= Beginning of Section =
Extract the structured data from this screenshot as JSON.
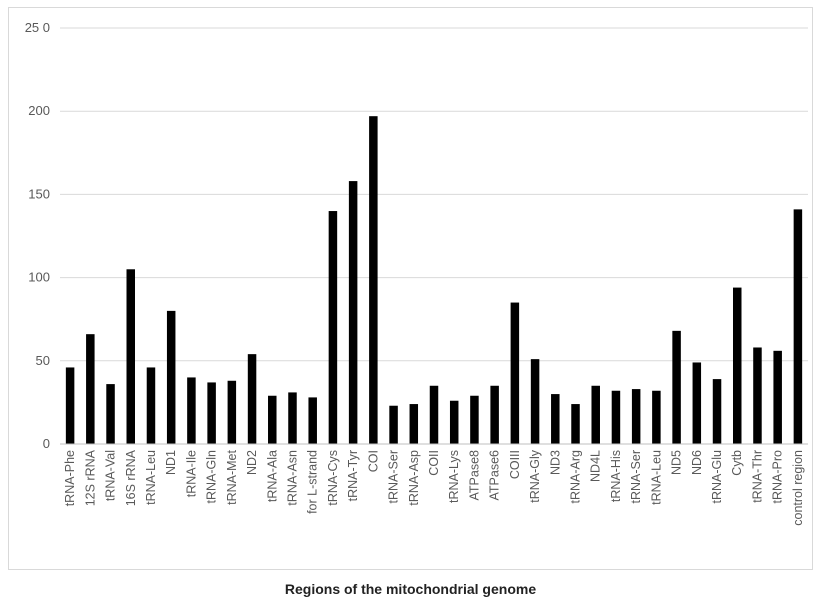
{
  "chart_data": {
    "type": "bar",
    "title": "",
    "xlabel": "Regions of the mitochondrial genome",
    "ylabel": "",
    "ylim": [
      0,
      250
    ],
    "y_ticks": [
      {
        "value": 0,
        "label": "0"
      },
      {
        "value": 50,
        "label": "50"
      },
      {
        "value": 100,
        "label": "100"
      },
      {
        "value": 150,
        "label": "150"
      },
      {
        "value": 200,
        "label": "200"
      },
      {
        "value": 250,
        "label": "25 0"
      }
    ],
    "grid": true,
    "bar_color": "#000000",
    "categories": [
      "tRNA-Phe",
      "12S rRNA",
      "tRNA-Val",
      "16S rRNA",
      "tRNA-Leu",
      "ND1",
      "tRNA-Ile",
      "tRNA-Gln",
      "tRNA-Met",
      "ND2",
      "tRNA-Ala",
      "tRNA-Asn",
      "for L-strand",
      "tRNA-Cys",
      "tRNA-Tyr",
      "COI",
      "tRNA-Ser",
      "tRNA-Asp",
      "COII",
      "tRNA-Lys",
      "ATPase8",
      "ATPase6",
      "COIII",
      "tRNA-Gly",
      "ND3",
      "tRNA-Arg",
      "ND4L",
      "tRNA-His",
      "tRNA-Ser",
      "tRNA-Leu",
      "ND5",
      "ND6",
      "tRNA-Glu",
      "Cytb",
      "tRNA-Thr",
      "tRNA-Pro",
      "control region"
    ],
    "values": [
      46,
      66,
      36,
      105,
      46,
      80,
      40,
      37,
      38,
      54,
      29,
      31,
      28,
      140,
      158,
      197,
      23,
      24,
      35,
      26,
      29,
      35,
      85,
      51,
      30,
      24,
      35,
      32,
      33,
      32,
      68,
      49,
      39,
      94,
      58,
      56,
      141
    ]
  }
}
= End of Section =
- ACTION ITEM
Omit every picture while transcribing the records above exactly.

- RESULT FOR THIS EXERCISE
Extract the structured data from this screenshot as JSON.
{
  "chart_data": {
    "type": "bar",
    "title": "",
    "xlabel": "Regions of the mitochondrial genome",
    "ylabel": "",
    "ylim": [
      0,
      250
    ],
    "y_ticks": [
      {
        "value": 0,
        "label": "0"
      },
      {
        "value": 50,
        "label": "50"
      },
      {
        "value": 100,
        "label": "100"
      },
      {
        "value": 150,
        "label": "150"
      },
      {
        "value": 200,
        "label": "200"
      },
      {
        "value": 250,
        "label": "25 0"
      }
    ],
    "grid": true,
    "bar_color": "#000000",
    "categories": [
      "tRNA-Phe",
      "12S rRNA",
      "tRNA-Val",
      "16S rRNA",
      "tRNA-Leu",
      "ND1",
      "tRNA-Ile",
      "tRNA-Gln",
      "tRNA-Met",
      "ND2",
      "tRNA-Ala",
      "tRNA-Asn",
      "for L-strand",
      "tRNA-Cys",
      "tRNA-Tyr",
      "COI",
      "tRNA-Ser",
      "tRNA-Asp",
      "COII",
      "tRNA-Lys",
      "ATPase8",
      "ATPase6",
      "COIII",
      "tRNA-Gly",
      "ND3",
      "tRNA-Arg",
      "ND4L",
      "tRNA-His",
      "tRNA-Ser",
      "tRNA-Leu",
      "ND5",
      "ND6",
      "tRNA-Glu",
      "Cytb",
      "tRNA-Thr",
      "tRNA-Pro",
      "control region"
    ],
    "values": [
      46,
      66,
      36,
      105,
      46,
      80,
      40,
      37,
      38,
      54,
      29,
      31,
      28,
      140,
      158,
      197,
      23,
      24,
      35,
      26,
      29,
      35,
      85,
      51,
      30,
      24,
      35,
      32,
      33,
      32,
      68,
      49,
      39,
      94,
      58,
      56,
      141
    ]
  }
}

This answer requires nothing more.